**What the task requires**
Below are some entries; can you quote all of them exactly?

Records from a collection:
-=-=-=-=-
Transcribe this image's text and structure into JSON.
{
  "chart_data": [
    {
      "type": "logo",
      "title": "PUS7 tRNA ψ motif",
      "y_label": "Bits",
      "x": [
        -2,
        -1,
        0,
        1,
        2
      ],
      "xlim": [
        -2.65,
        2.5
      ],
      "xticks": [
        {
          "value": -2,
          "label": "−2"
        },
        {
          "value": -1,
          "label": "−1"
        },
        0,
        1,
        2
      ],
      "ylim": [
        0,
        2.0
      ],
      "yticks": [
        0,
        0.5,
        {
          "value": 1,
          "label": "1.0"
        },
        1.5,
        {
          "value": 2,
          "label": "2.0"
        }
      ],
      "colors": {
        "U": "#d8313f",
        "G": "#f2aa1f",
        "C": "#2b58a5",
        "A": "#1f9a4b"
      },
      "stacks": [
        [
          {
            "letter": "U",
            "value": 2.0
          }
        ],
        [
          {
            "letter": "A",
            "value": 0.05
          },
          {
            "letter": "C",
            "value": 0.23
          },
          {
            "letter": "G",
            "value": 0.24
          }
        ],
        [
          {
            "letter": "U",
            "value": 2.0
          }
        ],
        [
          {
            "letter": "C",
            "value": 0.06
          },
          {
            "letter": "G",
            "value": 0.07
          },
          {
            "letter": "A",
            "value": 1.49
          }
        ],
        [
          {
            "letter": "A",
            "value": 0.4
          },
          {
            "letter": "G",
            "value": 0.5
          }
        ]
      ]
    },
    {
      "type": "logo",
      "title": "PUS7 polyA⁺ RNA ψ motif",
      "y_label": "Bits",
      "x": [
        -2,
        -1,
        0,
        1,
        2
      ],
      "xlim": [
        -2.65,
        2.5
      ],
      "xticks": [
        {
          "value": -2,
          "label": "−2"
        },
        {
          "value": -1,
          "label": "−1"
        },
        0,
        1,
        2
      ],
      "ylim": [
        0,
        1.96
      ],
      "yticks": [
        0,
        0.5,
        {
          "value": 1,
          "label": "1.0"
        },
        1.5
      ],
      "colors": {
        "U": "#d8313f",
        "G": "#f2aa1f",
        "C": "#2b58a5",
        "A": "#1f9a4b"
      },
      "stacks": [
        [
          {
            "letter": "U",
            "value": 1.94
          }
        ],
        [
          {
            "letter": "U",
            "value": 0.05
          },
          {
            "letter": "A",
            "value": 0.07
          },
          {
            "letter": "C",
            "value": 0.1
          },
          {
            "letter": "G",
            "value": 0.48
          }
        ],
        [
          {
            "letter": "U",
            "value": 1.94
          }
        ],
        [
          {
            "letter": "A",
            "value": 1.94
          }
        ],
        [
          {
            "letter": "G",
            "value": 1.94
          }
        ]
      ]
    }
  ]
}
-=-=-=-=-
**Answer to the exercise**
Transcribe this image's text and structure into JSON.
{
  "chart_data": [
    {
      "type": "logo",
      "title": "PUS7 tRNA ψ motif",
      "y_label": "Bits",
      "x": [
        -2,
        -1,
        0,
        1,
        2
      ],
      "xlim": [
        -2.65,
        2.5
      ],
      "xticks": [
        {
          "value": -2,
          "label": "−2"
        },
        {
          "value": -1,
          "label": "−1"
        },
        0,
        1,
        2
      ],
      "ylim": [
        0,
        2.0
      ],
      "yticks": [
        0,
        0.5,
        {
          "value": 1,
          "label": "1.0"
        },
        1.5,
        {
          "value": 2,
          "label": "2.0"
        }
      ],
      "colors": {
        "U": "#d8313f",
        "G": "#f2aa1f",
        "C": "#2b58a5",
        "A": "#1f9a4b"
      },
      "stacks": [
        [
          {
            "letter": "U",
            "value": 2.0
          }
        ],
        [
          {
            "letter": "A",
            "value": 0.05
          },
          {
            "letter": "C",
            "value": 0.23
          },
          {
            "letter": "G",
            "value": 0.24
          }
        ],
        [
          {
            "letter": "U",
            "value": 2.0
          }
        ],
        [
          {
            "letter": "C",
            "value": 0.06
          },
          {
            "letter": "G",
            "value": 0.07
          },
          {
            "letter": "A",
            "value": 1.49
          }
        ],
        [
          {
            "letter": "A",
            "value": 0.4
          },
          {
            "letter": "G",
            "value": 0.5
          }
        ]
      ]
    },
    {
      "type": "logo",
      "title": "PUS7 polyA⁺ RNA ψ motif",
      "y_label": "Bits",
      "x": [
        -2,
        -1,
        0,
        1,
        2
      ],
      "xlim": [
        -2.65,
        2.5
      ],
      "xticks": [
        {
          "value": -2,
          "label": "−2"
        },
        {
          "value": -1,
          "label": "−1"
        },
        0,
        1,
        2
      ],
      "ylim": [
        0,
        1.96
      ],
      "yticks": [
        0,
        0.5,
        {
          "value": 1,
          "label": "1.0"
        },
        1.5
      ],
      "colors": {
        "U": "#d8313f",
        "G": "#f2aa1f",
        "C": "#2b58a5",
        "A": "#1f9a4b"
      },
      "stacks": [
        [
          {
            "letter": "U",
            "value": 1.94
          }
        ],
        [
          {
            "letter": "U",
            "value": 0.05
          },
          {
            "letter": "A",
            "value": 0.07
          },
          {
            "letter": "C",
            "value": 0.1
          },
          {
            "letter": "G",
            "value": 0.48
          }
        ],
        [
          {
            "letter": "U",
            "value": 1.94
          }
        ],
        [
          {
            "letter": "A",
            "value": 1.94
          }
        ],
        [
          {
            "letter": "G",
            "value": 1.94
          }
        ]
      ]
    }
  ]
}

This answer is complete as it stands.